:: Stated goal ::
Transcribe the records that follow in their entirety, omitting any pictures.

:: Records that describe figures ::
= = =

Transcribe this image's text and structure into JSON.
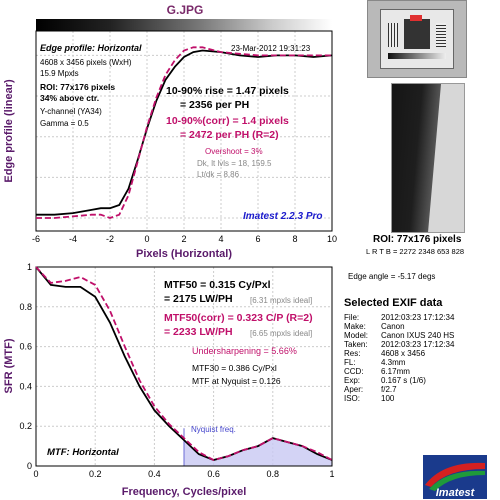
{
  "header": {
    "title": "G.JPG"
  },
  "edge_panel": {
    "name": "Edge profile: Horizontal",
    "date": "23-Mar-2012 19:31:23",
    "info": [
      "4608 x 3456 pixels (WxH)",
      "15.9 Mpxls"
    ],
    "roi": "ROI: 77x176 pixels",
    "roi_pos": "34% above ctr.",
    "channel": "Y-channel  (YA34)",
    "gamma": "Gamma = 0.5",
    "rise1": "10-90% rise = 1.47 pixels",
    "rise2": "= 2356 per PH",
    "corr1": "10-90%(corr) = 1.4 pixels",
    "corr2": "= 2472 per PH   (R=2)",
    "overshoot": "Overshoot = 3%",
    "levels": "Dk, lt lvls = 18, 159.5",
    "ltdk": "Lt/dk = 8.86",
    "version": "Imatest 2.2.3 Pro"
  },
  "mtf_panel": {
    "name": "MTF: Horizontal",
    "mtf50a": "MTF50 = 0.315 Cy/Pxl",
    "mtf50b": "= 2175 LW/PH",
    "ideal1": "[6.31 mpxls ideal]",
    "corra": "MTF50(corr) = 0.323 C/P   (R=2)",
    "corrb": "= 2233 LW/PH",
    "ideal2": "[6.65 mpxls ideal]",
    "under": "Undersharpening = 5.66%",
    "mtf30": "MTF30 = 0.386 Cy/Pxl",
    "nyq": "MTF at Nyquist = 0.126",
    "nyq_label": "Nyquist freq."
  },
  "right_panel": {
    "roi_title": "ROI: 77x176 pixels",
    "lrtb": "L R T B = 2272 2348  653 828",
    "edge_angle": "Edge angle = -5.17 degs",
    "exif_title": "Selected EXIF data",
    "exif": [
      {
        "k": "File:",
        "v": "2012:03:23 17:12:34"
      },
      {
        "k": "Make:",
        "v": "Canon"
      },
      {
        "k": "Model:",
        "v": "Canon IXUS 240 HS"
      },
      {
        "k": "Taken:",
        "v": "2012:03:23 17:12:34"
      },
      {
        "k": "Res:",
        "v": "4608 x 3456"
      },
      {
        "k": "FL:",
        "v": "4.3mm"
      },
      {
        "k": "CCD:",
        "v": "6.17mm"
      },
      {
        "k": "Exp:",
        "v": "0.167 s  (1/6)"
      },
      {
        "k": "Aper:",
        "v": "f/2.7"
      },
      {
        "k": "ISO:",
        "v": "100"
      }
    ],
    "logo": "Imatest"
  },
  "chart_data": [
    {
      "type": "line",
      "title": "G.JPG",
      "xlabel": "Pixels (Horizontal)",
      "ylabel": "Edge profile (linear)",
      "xlim": [
        -6,
        10
      ],
      "x_ticks": [
        -6,
        -4,
        -2,
        0,
        2,
        4,
        6,
        8,
        10
      ],
      "grid": true,
      "series": [
        {
          "color": "#000000",
          "x": [
            -6,
            -5,
            -4,
            -3,
            -2.5,
            -2,
            -1.5,
            -1,
            -0.5,
            0,
            0.5,
            1,
            1.5,
            2,
            2.5,
            3,
            4,
            5,
            6,
            7,
            8,
            9,
            10
          ],
          "y": [
            0.02,
            0.02,
            0.03,
            0.05,
            0.06,
            0.06,
            0.08,
            0.18,
            0.36,
            0.55,
            0.72,
            0.85,
            0.93,
            0.99,
            1.02,
            1.03,
            1.02,
            1.0,
            0.99,
            1.0,
            1.0,
            0.99,
            1.0
          ]
        },
        {
          "color": "#c0106a",
          "x": [
            -6,
            -5,
            -4,
            -3,
            -2.5,
            -2,
            -1.5,
            -1,
            -0.5,
            0,
            0.5,
            1,
            1.5,
            2,
            2.5,
            3,
            4,
            5,
            6,
            7,
            8,
            9,
            10
          ],
          "y": [
            0.0,
            0.0,
            0.01,
            0.02,
            0.02,
            0.0,
            0.02,
            0.14,
            0.35,
            0.56,
            0.74,
            0.88,
            0.97,
            1.03,
            1.05,
            1.05,
            1.02,
            1.01,
            1.0,
            1.0,
            1.0,
            1.0,
            1.0
          ]
        }
      ]
    },
    {
      "type": "line",
      "title": "MTF: Horizontal",
      "xlabel": "Frequency, Cycles/pixel",
      "ylabel": "SFR (MTF)",
      "xlim": [
        0,
        1
      ],
      "ylim": [
        0,
        1
      ],
      "x_ticks": [
        0,
        0.2,
        0.4,
        0.6,
        0.8,
        1
      ],
      "y_ticks": [
        0,
        0.2,
        0.4,
        0.6,
        0.8,
        1
      ],
      "grid": true,
      "nyquist": 0.5,
      "series": [
        {
          "color": "#000000",
          "x": [
            0,
            0.05,
            0.1,
            0.15,
            0.2,
            0.25,
            0.3,
            0.35,
            0.4,
            0.45,
            0.5,
            0.55,
            0.6,
            0.65,
            0.7,
            0.75,
            0.8,
            0.85,
            0.9,
            0.95,
            1.0
          ],
          "y": [
            1.0,
            0.91,
            0.9,
            0.9,
            0.85,
            0.72,
            0.55,
            0.4,
            0.28,
            0.2,
            0.13,
            0.06,
            0.03,
            0.05,
            0.08,
            0.1,
            0.14,
            0.12,
            0.1,
            0.06,
            0.03
          ]
        },
        {
          "color": "#c0106a",
          "x": [
            0,
            0.05,
            0.1,
            0.15,
            0.2,
            0.25,
            0.3,
            0.35,
            0.4,
            0.45,
            0.5,
            0.55,
            0.6,
            0.65,
            0.7,
            0.75,
            0.8,
            0.85,
            0.9,
            0.95,
            1.0
          ],
          "y": [
            1.0,
            0.92,
            0.93,
            0.95,
            0.91,
            0.78,
            0.6,
            0.43,
            0.3,
            0.21,
            0.14,
            0.07,
            0.03,
            0.05,
            0.08,
            0.1,
            0.14,
            0.12,
            0.1,
            0.07,
            0.03
          ]
        }
      ]
    }
  ]
}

= = =

:: Answer to the problem ::
Transcribe this image's text and structure into JSON.
{
  "header": {
    "title": "G.JPG"
  },
  "edge_panel": {
    "name": "Edge profile: Horizontal",
    "date": "23-Mar-2012 19:31:23",
    "info": [
      "4608 x 3456 pixels (WxH)",
      "15.9 Mpxls"
    ],
    "roi": "ROI: 77x176 pixels",
    "roi_pos": "34% above ctr.",
    "channel": "Y-channel  (YA34)",
    "gamma": "Gamma = 0.5",
    "rise1": "10-90% rise = 1.47 pixels",
    "rise2": "= 2356 per PH",
    "corr1": "10-90%(corr) = 1.4 pixels",
    "corr2": "= 2472 per PH   (R=2)",
    "overshoot": "Overshoot = 3%",
    "levels": "Dk, lt lvls = 18, 159.5",
    "ltdk": "Lt/dk = 8.86",
    "version": "Imatest 2.2.3 Pro"
  },
  "mtf_panel": {
    "name": "MTF: Horizontal",
    "mtf50a": "MTF50 = 0.315 Cy/Pxl",
    "mtf50b": "= 2175 LW/PH",
    "ideal1": "[6.31 mpxls ideal]",
    "corra": "MTF50(corr) = 0.323 C/P   (R=2)",
    "corrb": "= 2233 LW/PH",
    "ideal2": "[6.65 mpxls ideal]",
    "under": "Undersharpening = 5.66%",
    "mtf30": "MTF30 = 0.386 Cy/Pxl",
    "nyq": "MTF at Nyquist = 0.126",
    "nyq_label": "Nyquist freq."
  },
  "right_panel": {
    "roi_title": "ROI: 77x176 pixels",
    "lrtb": "L R T B = 2272 2348  653 828",
    "edge_angle": "Edge angle = -5.17 degs",
    "exif_title": "Selected EXIF data",
    "exif": [
      {
        "k": "File:",
        "v": "2012:03:23 17:12:34"
      },
      {
        "k": "Make:",
        "v": "Canon"
      },
      {
        "k": "Model:",
        "v": "Canon IXUS 240 HS"
      },
      {
        "k": "Taken:",
        "v": "2012:03:23 17:12:34"
      },
      {
        "k": "Res:",
        "v": "4608 x 3456"
      },
      {
        "k": "FL:",
        "v": "4.3mm"
      },
      {
        "k": "CCD:",
        "v": "6.17mm"
      },
      {
        "k": "Exp:",
        "v": "0.167 s  (1/6)"
      },
      {
        "k": "Aper:",
        "v": "f/2.7"
      },
      {
        "k": "ISO:",
        "v": "100"
      }
    ],
    "logo": "Imatest"
  },
  "chart_data": [
    {
      "type": "line",
      "title": "G.JPG",
      "xlabel": "Pixels (Horizontal)",
      "ylabel": "Edge profile (linear)",
      "xlim": [
        -6,
        10
      ],
      "x_ticks": [
        -6,
        -4,
        -2,
        0,
        2,
        4,
        6,
        8,
        10
      ],
      "grid": true,
      "series": [
        {
          "color": "#000000",
          "x": [
            -6,
            -5,
            -4,
            -3,
            -2.5,
            -2,
            -1.5,
            -1,
            -0.5,
            0,
            0.5,
            1,
            1.5,
            2,
            2.5,
            3,
            4,
            5,
            6,
            7,
            8,
            9,
            10
          ],
          "y": [
            0.02,
            0.02,
            0.03,
            0.05,
            0.06,
            0.06,
            0.08,
            0.18,
            0.36,
            0.55,
            0.72,
            0.85,
            0.93,
            0.99,
            1.02,
            1.03,
            1.02,
            1.0,
            0.99,
            1.0,
            1.0,
            0.99,
            1.0
          ]
        },
        {
          "color": "#c0106a",
          "x": [
            -6,
            -5,
            -4,
            -3,
            -2.5,
            -2,
            -1.5,
            -1,
            -0.5,
            0,
            0.5,
            1,
            1.5,
            2,
            2.5,
            3,
            4,
            5,
            6,
            7,
            8,
            9,
            10
          ],
          "y": [
            0.0,
            0.0,
            0.01,
            0.02,
            0.02,
            0.0,
            0.02,
            0.14,
            0.35,
            0.56,
            0.74,
            0.88,
            0.97,
            1.03,
            1.05,
            1.05,
            1.02,
            1.01,
            1.0,
            1.0,
            1.0,
            1.0,
            1.0
          ]
        }
      ]
    },
    {
      "type": "line",
      "title": "MTF: Horizontal",
      "xlabel": "Frequency, Cycles/pixel",
      "ylabel": "SFR (MTF)",
      "xlim": [
        0,
        1
      ],
      "ylim": [
        0,
        1
      ],
      "x_ticks": [
        0,
        0.2,
        0.4,
        0.6,
        0.8,
        1
      ],
      "y_ticks": [
        0,
        0.2,
        0.4,
        0.6,
        0.8,
        1
      ],
      "grid": true,
      "nyquist": 0.5,
      "series": [
        {
          "color": "#000000",
          "x": [
            0,
            0.05,
            0.1,
            0.15,
            0.2,
            0.25,
            0.3,
            0.35,
            0.4,
            0.45,
            0.5,
            0.55,
            0.6,
            0.65,
            0.7,
            0.75,
            0.8,
            0.85,
            0.9,
            0.95,
            1.0
          ],
          "y": [
            1.0,
            0.91,
            0.9,
            0.9,
            0.85,
            0.72,
            0.55,
            0.4,
            0.28,
            0.2,
            0.13,
            0.06,
            0.03,
            0.05,
            0.08,
            0.1,
            0.14,
            0.12,
            0.1,
            0.06,
            0.03
          ]
        },
        {
          "color": "#c0106a",
          "x": [
            0,
            0.05,
            0.1,
            0.15,
            0.2,
            0.25,
            0.3,
            0.35,
            0.4,
            0.45,
            0.5,
            0.55,
            0.6,
            0.65,
            0.7,
            0.75,
            0.8,
            0.85,
            0.9,
            0.95,
            1.0
          ],
          "y": [
            1.0,
            0.92,
            0.93,
            0.95,
            0.91,
            0.78,
            0.6,
            0.43,
            0.3,
            0.21,
            0.14,
            0.07,
            0.03,
            0.05,
            0.08,
            0.1,
            0.14,
            0.12,
            0.1,
            0.07,
            0.03
          ]
        }
      ]
    }
  ]
}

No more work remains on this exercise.